### Requirements
Omit the images, then print each record below exactly as it reads.

Figure record listings
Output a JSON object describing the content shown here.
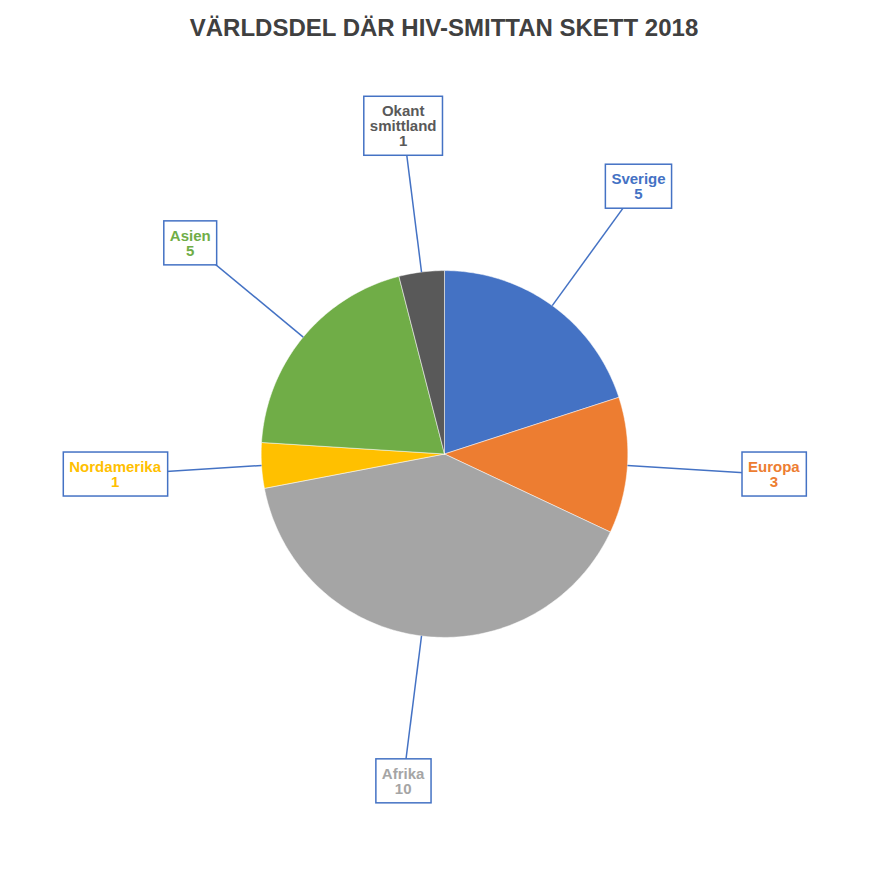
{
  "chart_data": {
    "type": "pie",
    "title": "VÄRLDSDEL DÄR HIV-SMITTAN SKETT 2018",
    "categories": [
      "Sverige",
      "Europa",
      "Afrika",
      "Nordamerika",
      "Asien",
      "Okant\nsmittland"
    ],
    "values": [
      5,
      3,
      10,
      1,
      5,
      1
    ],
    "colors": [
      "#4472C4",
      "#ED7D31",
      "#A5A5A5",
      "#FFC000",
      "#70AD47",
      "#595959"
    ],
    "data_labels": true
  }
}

### Answer
Output a JSON object describing the content shown here.
{
  "chart_data": {
    "type": "pie",
    "title": "VÄRLDSDEL DÄR HIV-SMITTAN SKETT 2018",
    "categories": [
      "Sverige",
      "Europa",
      "Afrika",
      "Nordamerika",
      "Asien",
      "Okant\nsmittland"
    ],
    "values": [
      5,
      3,
      10,
      1,
      5,
      1
    ],
    "colors": [
      "#4472C4",
      "#ED7D31",
      "#A5A5A5",
      "#FFC000",
      "#70AD47",
      "#595959"
    ],
    "data_labels": true
  }
}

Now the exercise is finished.